*GIVEN TASK*. Pick out the lines below that contain the string "keywords" and copy them all.

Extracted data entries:
━━━━
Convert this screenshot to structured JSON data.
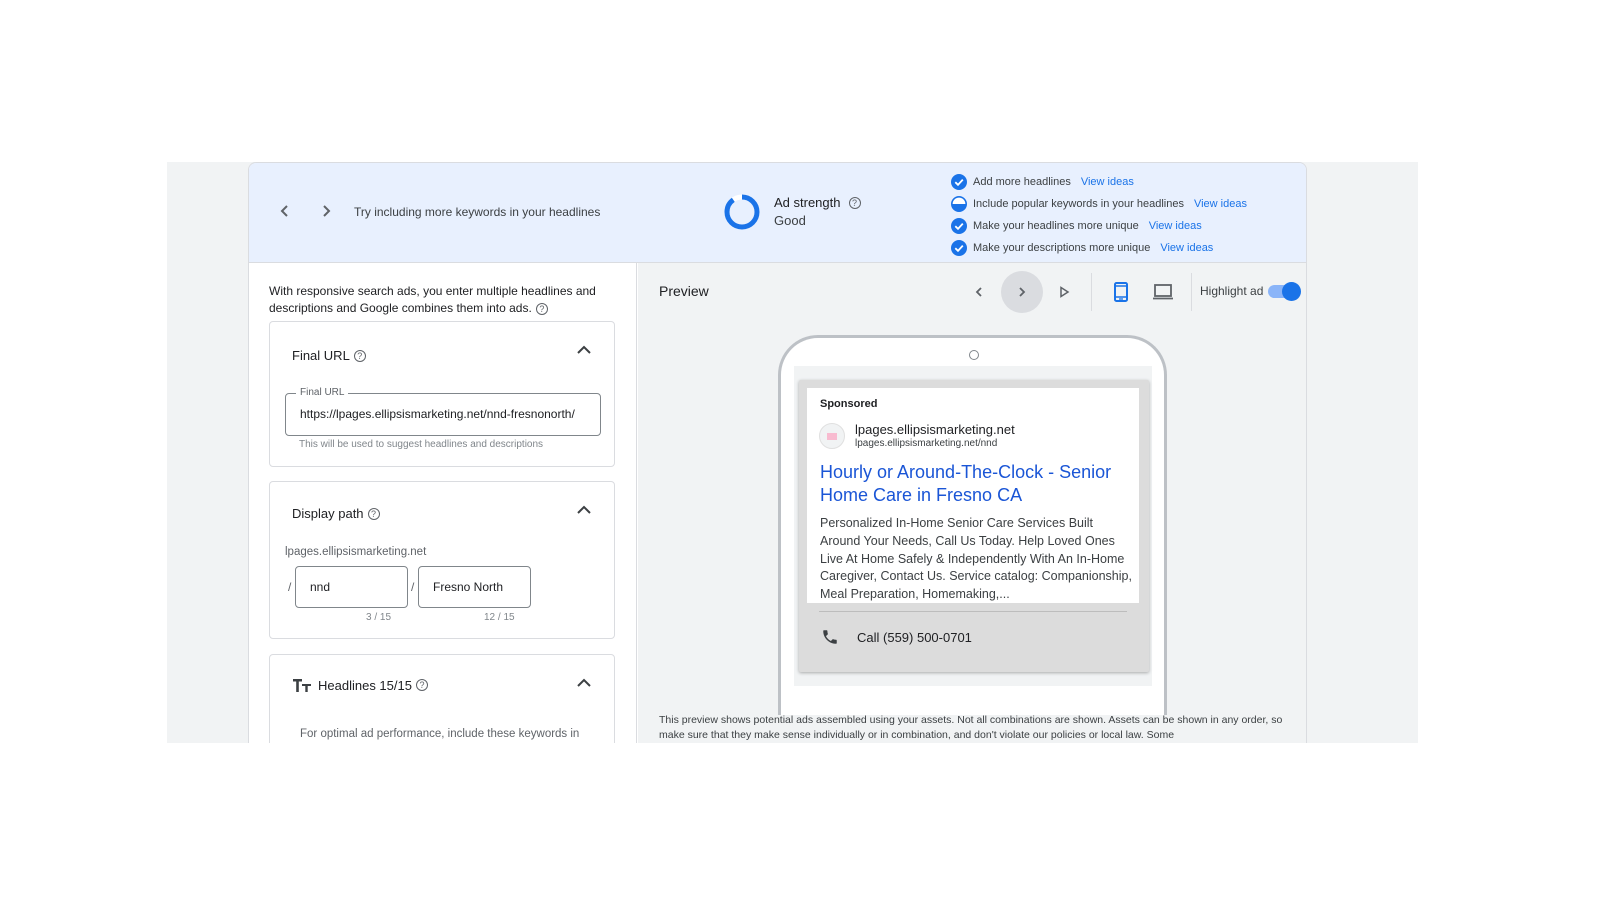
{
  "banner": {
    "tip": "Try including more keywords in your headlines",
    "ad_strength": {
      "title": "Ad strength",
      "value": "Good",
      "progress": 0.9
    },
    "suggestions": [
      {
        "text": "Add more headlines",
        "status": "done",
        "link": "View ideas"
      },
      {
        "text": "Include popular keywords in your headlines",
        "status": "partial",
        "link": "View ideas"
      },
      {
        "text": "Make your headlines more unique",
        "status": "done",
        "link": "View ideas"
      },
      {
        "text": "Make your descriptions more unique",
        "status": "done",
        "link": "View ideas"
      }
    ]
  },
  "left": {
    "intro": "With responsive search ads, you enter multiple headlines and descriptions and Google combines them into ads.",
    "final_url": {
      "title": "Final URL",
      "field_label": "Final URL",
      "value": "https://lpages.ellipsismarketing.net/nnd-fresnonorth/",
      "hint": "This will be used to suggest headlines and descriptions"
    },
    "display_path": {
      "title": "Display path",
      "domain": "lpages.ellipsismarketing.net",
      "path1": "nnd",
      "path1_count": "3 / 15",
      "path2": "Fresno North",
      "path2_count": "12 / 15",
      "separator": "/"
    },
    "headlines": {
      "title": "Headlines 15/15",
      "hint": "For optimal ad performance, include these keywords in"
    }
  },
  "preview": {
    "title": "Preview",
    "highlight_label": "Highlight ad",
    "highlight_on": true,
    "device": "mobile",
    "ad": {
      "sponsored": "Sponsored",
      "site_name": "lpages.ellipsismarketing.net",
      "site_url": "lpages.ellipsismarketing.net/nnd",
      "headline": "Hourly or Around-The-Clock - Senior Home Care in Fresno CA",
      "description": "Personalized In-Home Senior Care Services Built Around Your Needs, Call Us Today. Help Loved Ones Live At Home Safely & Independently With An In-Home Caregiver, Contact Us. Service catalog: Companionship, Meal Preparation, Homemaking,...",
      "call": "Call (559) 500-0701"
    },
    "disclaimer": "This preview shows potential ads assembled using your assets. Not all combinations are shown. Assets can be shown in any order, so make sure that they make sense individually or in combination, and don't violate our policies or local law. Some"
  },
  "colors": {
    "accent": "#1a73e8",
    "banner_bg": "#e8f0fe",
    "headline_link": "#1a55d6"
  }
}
━━━━
*EXERCISE OUTPUT*.
    "tip": "Try including more keywords in your headlines",
        "text": "Include popular keywords in your headlines",
      "hint": "For optimal ad performance, include these keywords in"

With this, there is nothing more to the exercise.